## Start

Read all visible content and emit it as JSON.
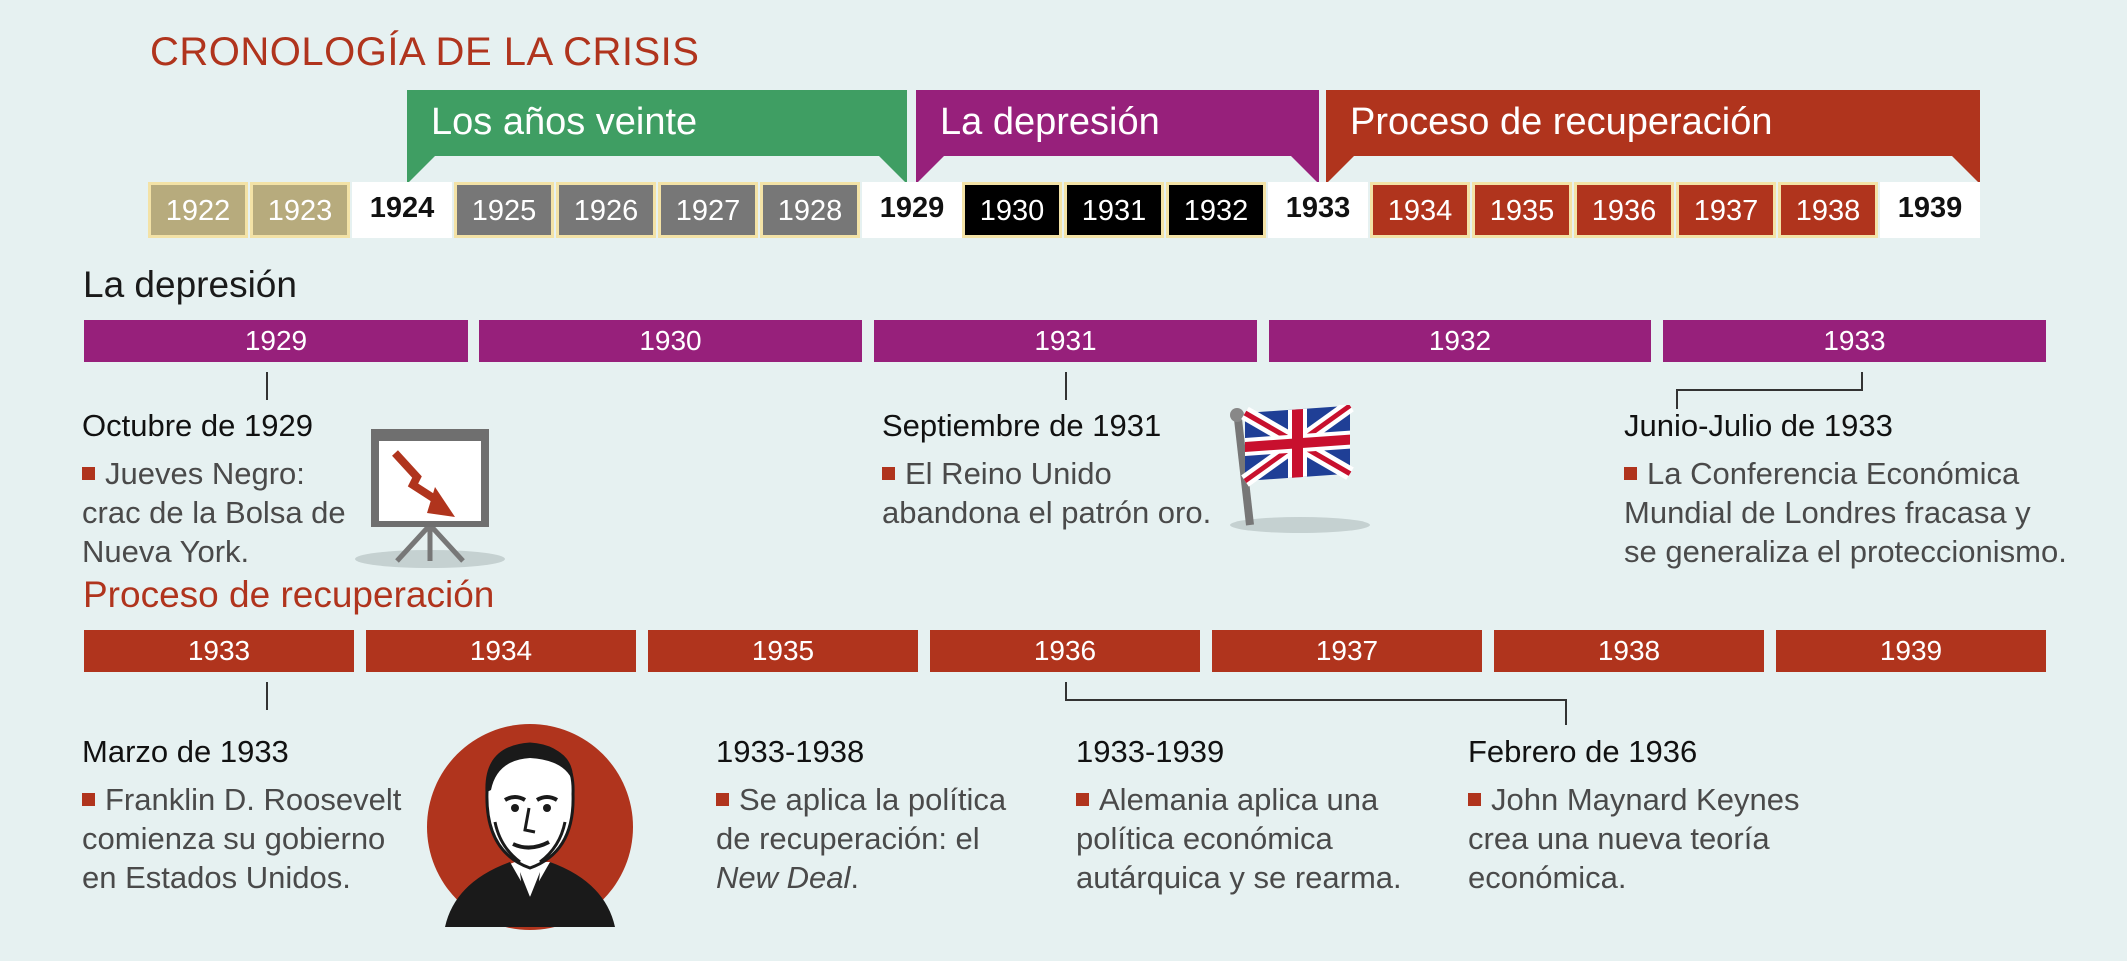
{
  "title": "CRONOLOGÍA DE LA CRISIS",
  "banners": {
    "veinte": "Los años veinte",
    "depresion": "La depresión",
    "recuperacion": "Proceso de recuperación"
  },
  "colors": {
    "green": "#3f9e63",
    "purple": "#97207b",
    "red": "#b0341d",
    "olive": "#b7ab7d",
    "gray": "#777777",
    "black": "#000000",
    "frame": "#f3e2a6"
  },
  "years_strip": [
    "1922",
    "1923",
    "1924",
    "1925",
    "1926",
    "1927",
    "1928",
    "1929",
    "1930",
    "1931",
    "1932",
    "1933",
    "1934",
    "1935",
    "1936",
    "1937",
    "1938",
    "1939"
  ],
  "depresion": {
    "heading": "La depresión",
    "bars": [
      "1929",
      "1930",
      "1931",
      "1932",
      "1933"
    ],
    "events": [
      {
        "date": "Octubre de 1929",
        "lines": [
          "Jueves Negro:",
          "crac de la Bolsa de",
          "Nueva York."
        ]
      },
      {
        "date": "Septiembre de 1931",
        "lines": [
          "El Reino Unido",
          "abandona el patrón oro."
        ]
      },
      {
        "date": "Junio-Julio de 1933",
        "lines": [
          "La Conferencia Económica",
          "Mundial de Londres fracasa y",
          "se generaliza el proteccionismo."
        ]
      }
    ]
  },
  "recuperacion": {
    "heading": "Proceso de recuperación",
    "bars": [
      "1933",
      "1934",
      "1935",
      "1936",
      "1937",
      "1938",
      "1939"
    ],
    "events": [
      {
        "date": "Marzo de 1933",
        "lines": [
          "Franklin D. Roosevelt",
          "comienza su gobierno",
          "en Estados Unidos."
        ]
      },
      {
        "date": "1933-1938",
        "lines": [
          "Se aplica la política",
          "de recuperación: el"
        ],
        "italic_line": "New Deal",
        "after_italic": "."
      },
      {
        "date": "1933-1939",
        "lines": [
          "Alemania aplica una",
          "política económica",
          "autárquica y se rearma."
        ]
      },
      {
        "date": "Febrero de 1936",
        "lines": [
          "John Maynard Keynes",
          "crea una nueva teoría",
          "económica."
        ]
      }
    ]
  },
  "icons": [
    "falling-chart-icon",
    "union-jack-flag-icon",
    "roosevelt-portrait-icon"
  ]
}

## End

Reproduce the material in its entirety and word for word, without the pictures.

__Output for this task__:
Read all visible content and emit it as JSON.
{
  "title": "CRONOLOGÍA DE LA CRISIS",
  "banners": {
    "veinte": "Los años veinte",
    "depresion": "La depresión",
    "recuperacion": "Proceso de recuperación"
  },
  "colors": {
    "green": "#3f9e63",
    "purple": "#97207b",
    "red": "#b0341d",
    "olive": "#b7ab7d",
    "gray": "#777777",
    "black": "#000000",
    "frame": "#f3e2a6"
  },
  "years_strip": [
    "1922",
    "1923",
    "1924",
    "1925",
    "1926",
    "1927",
    "1928",
    "1929",
    "1930",
    "1931",
    "1932",
    "1933",
    "1934",
    "1935",
    "1936",
    "1937",
    "1938",
    "1939"
  ],
  "depresion": {
    "heading": "La depresión",
    "bars": [
      "1929",
      "1930",
      "1931",
      "1932",
      "1933"
    ],
    "events": [
      {
        "date": "Octubre de 1929",
        "lines": [
          "Jueves Negro:",
          "crac de la Bolsa de",
          "Nueva York."
        ]
      },
      {
        "date": "Septiembre de 1931",
        "lines": [
          "El Reino Unido",
          "abandona el patrón oro."
        ]
      },
      {
        "date": "Junio-Julio de 1933",
        "lines": [
          "La Conferencia Económica",
          "Mundial de Londres fracasa y",
          "se generaliza el proteccionismo."
        ]
      }
    ]
  },
  "recuperacion": {
    "heading": "Proceso de recuperación",
    "bars": [
      "1933",
      "1934",
      "1935",
      "1936",
      "1937",
      "1938",
      "1939"
    ],
    "events": [
      {
        "date": "Marzo de 1933",
        "lines": [
          "Franklin D. Roosevelt",
          "comienza su gobierno",
          "en Estados Unidos."
        ]
      },
      {
        "date": "1933-1938",
        "lines": [
          "Se aplica la política",
          "de recuperación: el"
        ],
        "italic_line": "New Deal",
        "after_italic": "."
      },
      {
        "date": "1933-1939",
        "lines": [
          "Alemania aplica una",
          "política económica",
          "autárquica y se rearma."
        ]
      },
      {
        "date": "Febrero de 1936",
        "lines": [
          "John Maynard Keynes",
          "crea una nueva teoría",
          "económica."
        ]
      }
    ]
  },
  "icons": [
    "falling-chart-icon",
    "union-jack-flag-icon",
    "roosevelt-portrait-icon"
  ]
}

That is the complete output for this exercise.